| PROBLEM TO WORK ON |
Calculate how many lines in the following records hold the word "Matrix", and report that number without comment.
• • • •
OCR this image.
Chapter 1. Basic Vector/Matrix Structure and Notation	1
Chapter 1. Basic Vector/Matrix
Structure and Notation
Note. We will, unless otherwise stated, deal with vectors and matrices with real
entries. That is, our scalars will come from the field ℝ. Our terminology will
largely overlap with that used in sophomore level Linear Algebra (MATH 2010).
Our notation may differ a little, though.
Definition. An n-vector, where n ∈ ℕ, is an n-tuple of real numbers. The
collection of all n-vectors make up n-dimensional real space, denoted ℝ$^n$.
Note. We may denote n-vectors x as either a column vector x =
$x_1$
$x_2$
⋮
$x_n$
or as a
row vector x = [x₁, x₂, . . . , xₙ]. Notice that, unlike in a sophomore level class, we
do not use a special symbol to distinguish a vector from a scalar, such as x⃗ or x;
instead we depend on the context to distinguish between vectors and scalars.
• • • •
| CORRECT RESULT |
2